◆ **Short task**: Repeat what the lines below say, word for word, and skip every image.

## Start Input for this task

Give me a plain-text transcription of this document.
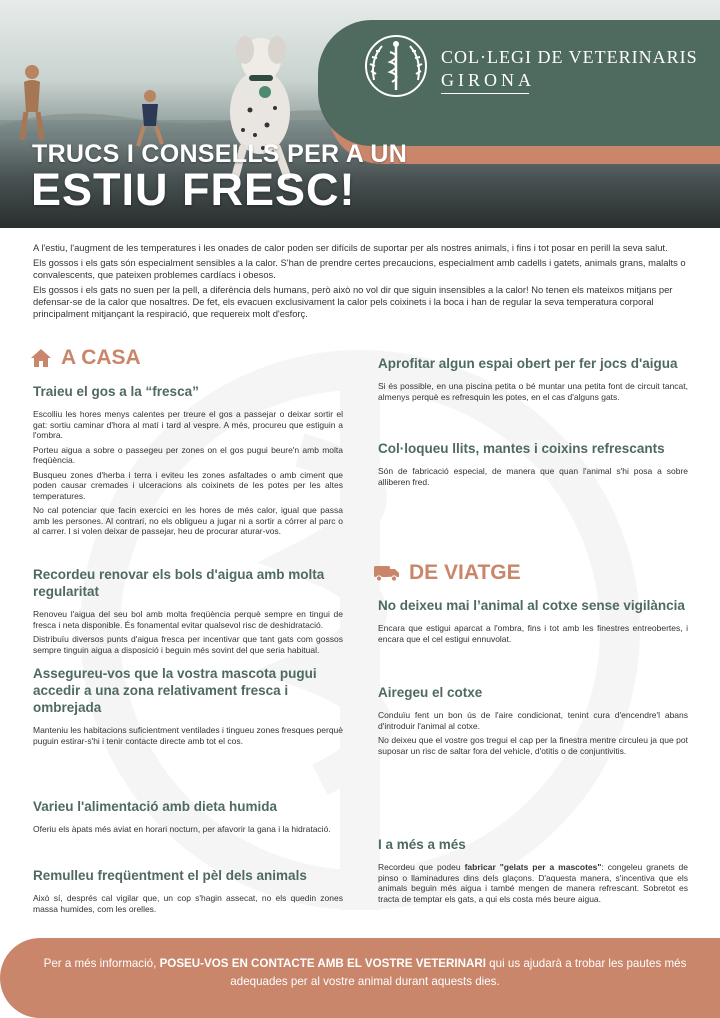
COL·LEGI DE VETERINARIS
GIRONA
TRUCS I CONSELLS PER A UN
ESTIU FRESC!

A l'estiu, l'augment de les temperatures i les onades de calor poden ser difícils de suportar per als nostres animals, i fins i tot posar en perill la seva salut.

Els gossos i els gats són especialment sensibles a la calor. S'han de prendre certes precaucions, especialment amb cadells i gatets, animals grans, malalts o convalescents, que pateixen problemes cardíacs i obesos.

Els gossos i els gats no suen per la pell, a diferència dels humans, però això no vol dir que siguin insensibles a la calor! No tenen els mateixos mitjans per defensar-se de la calor que nosaltres. De fet, els evacuen exclusivament la calor pels coixinets i la boca i han de regular la seva temperatura corporal principalment mitjançant la respiració, que requereix molt d'esforç.

A CASA
Traieu el gos a la “fresca”

Escolliu les hores menys calentes per treure el gos a passejar o deixar sortir el gat: sortiu caminar d'hora al matí i tard al vespre. A més, procureu que estiguin a l'ombra.

Porteu aigua a sobre o passegeu per zones on el gos pugui beure'n amb molta freqüència.

Busqueu zones d'herba i terra i eviteu les zones asfaltades o amb ciment que poden causar cremades i ulceracions als coixinets de les potes per les altes temperatures.

No cal potenciar que facin exercici en les hores de més calor, igual que passa amb les persones. Al contrari, no els obligueu a jugar ni a sortir a córrer al parc o al carrer. I si volen deixar de passejar, heu de procurar aturar-vos.

Recordeu renovar els bols d'aigua amb molta regularitat

Renoveu l'aigua del seu bol amb molta freqüència perquè sempre en tingui de fresca i neta disponible. És fonamental evitar qualsevol risc de deshidratació.

Distribuïu diversos punts d'aigua fresca per incentivar que tant gats com gossos sempre tinguin aigua a disposició i beguin més sovint del que seria habitual.

Assegureu-vos que la vostra mascota pugui accedir a una zona relativament fresca i ombrejada

Manteniu les habitacions suficientment ventilades i tingueu zones fresques perquè puguin estirar-s'hi i tenir contacte directe amb tot el cos.

Varieu l'alimentació amb dieta humida

Oferiu els àpats més aviat en horari nocturn, per afavorir la gana i la hidratació.

Remulleu freqüentment el pèl dels animals

Això sí, després cal vigilar que, un cop s'hagin assecat, no els quedin zones massa humides, com les orelles.

Aprofitar algun espai obert per fer jocs d'aigua

Si és possible, en una piscina petita o bé muntar una petita font de circuit tancat, almenys perquè es refresquin les potes, en el cas d'alguns gats.

Col·loqueu llits, mantes i coixins refrescants

Són de fabricació especial, de manera que quan l'animal s'hi posa a sobre alliberen fred.

DE VIATGE
No deixeu mai l’animal al cotxe sense vigilància

Encara que estigui aparcat a l'ombra, fins i tot amb les finestres entreobertes, i encara que el cel estigui ennuvolat.

Airegeu el cotxe

Conduïu fent un bon ús de l'aire condicionat, tenint cura d'encendre'l abans d'introduir l'animal al cotxe.

No deixeu que el vostre gos tregui el cap per la finestra mentre circuleu ja que pot suposar un risc de saltar fora del vehicle, d'otitis o de conjuntivitis.

I a més a més

Recordeu que podeu fabricar "gelats per a mascotes": congeleu granets de pinso o llaminadures dins dels glaçons. D'aquesta manera, s'incentiva que els animals beguin més aigua i també mengen de manera refrescant. Sobretot es tracta de temptar els gats, a qui els costa més beure aigua.

Per a més informació, POSEU-VOS EN CONTACTE AMB EL VOSTRE VETERINARI qui us ajudarà a trobar les pautes més adequades per al vostre animal durant aquests dies.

## End Input for this task

◆ **Full answer**:
Give me a plain-text transcription of this document.
COL·LEGI DE VETERINARIS
GIRONA
TRUCS I CONSELLS PER A UN
ESTIU FRESC!

A l'estiu, l'augment de les temperatures i les onades de calor poden ser difícils de suportar per als nostres animals, i fins i tot posar en perill la seva salut.

Els gossos i els gats són especialment sensibles a la calor. S'han de prendre certes precaucions, especialment amb cadells i gatets, animals grans, malalts o convalescents, que pateixen problemes cardíacs i obesos.

Els gossos i els gats no suen per la pell, a diferència dels humans, però això no vol dir que siguin insensibles a la calor! No tenen els mateixos mitjans per defensar-se de la calor que nosaltres. De fet, els evacuen exclusivament la calor pels coixinets i la boca i han de regular la seva temperatura corporal principalment mitjançant la respiració, que requereix molt d'esforç.

A CASA
Traieu el gos a la “fresca”

Escolliu les hores menys calentes per treure el gos a passejar o deixar sortir el gat: sortiu caminar d'hora al matí i tard al vespre. A més, procureu que estiguin a l'ombra.

Porteu aigua a sobre o passegeu per zones on el gos pugui beure'n amb molta freqüència.

Busqueu zones d'herba i terra i eviteu les zones asfaltades o amb ciment que poden causar cremades i ulceracions als coixinets de les potes per les altes temperatures.

No cal potenciar que facin exercici en les hores de més calor, igual que passa amb les persones. Al contrari, no els obligueu a jugar ni a sortir a córrer al parc o al carrer. I si volen deixar de passejar, heu de procurar aturar-vos.

Recordeu renovar els bols d'aigua amb molta regularitat

Renoveu l'aigua del seu bol amb molta freqüència perquè sempre en tingui de fresca i neta disponible. És fonamental evitar qualsevol risc de deshidratació.

Distribuïu diversos punts d'aigua fresca per incentivar que tant gats com gossos sempre tinguin aigua a disposició i beguin més sovint del que seria habitual.

Assegureu-vos que la vostra mascota pugui accedir a una zona relativament fresca i ombrejada

Manteniu les habitacions suficientment ventilades i tingueu zones fresques perquè puguin estirar-s'hi i tenir contacte directe amb tot el cos.

Varieu l'alimentació amb dieta humida

Oferiu els àpats més aviat en horari nocturn, per afavorir la gana i la hidratació.

Remulleu freqüentment el pèl dels animals

Això sí, després cal vigilar que, un cop s'hagin assecat, no els quedin zones massa humides, com les orelles.

Aprofitar algun espai obert per fer jocs d'aigua

Si és possible, en una piscina petita o bé muntar una petita font de circuit tancat, almenys perquè es refresquin les potes, en el cas d'alguns gats.

Col·loqueu llits, mantes i coixins refrescants

Són de fabricació especial, de manera que quan l'animal s'hi posa a sobre alliberen fred.

DE VIATGE
No deixeu mai l’animal al cotxe sense vigilància

Encara que estigui aparcat a l'ombra, fins i tot amb les finestres entreobertes, i encara que el cel estigui ennuvolat.

Airegeu el cotxe

Conduïu fent un bon ús de l'aire condicionat, tenint cura d'encendre'l abans d'introduir l'animal al cotxe.

No deixeu que el vostre gos tregui el cap per la finestra mentre circuleu ja que pot suposar un risc de saltar fora del vehicle, d'otitis o de conjuntivitis.

I a més a més

Recordeu que podeu fabricar "gelats per a mascotes": congeleu granets de pinso o llaminadures dins dels glaçons. D'aquesta manera, s'incentiva que els animals beguin més aigua i també mengen de manera refrescant. Sobretot es tracta de temptar els gats, a qui els costa més beure aigua.

Per a més informació, POSEU-VOS EN CONTACTE AMB EL VOSTRE VETERINARI qui us ajudarà a trobar les pautes més adequades per al vostre animal durant aquests dies.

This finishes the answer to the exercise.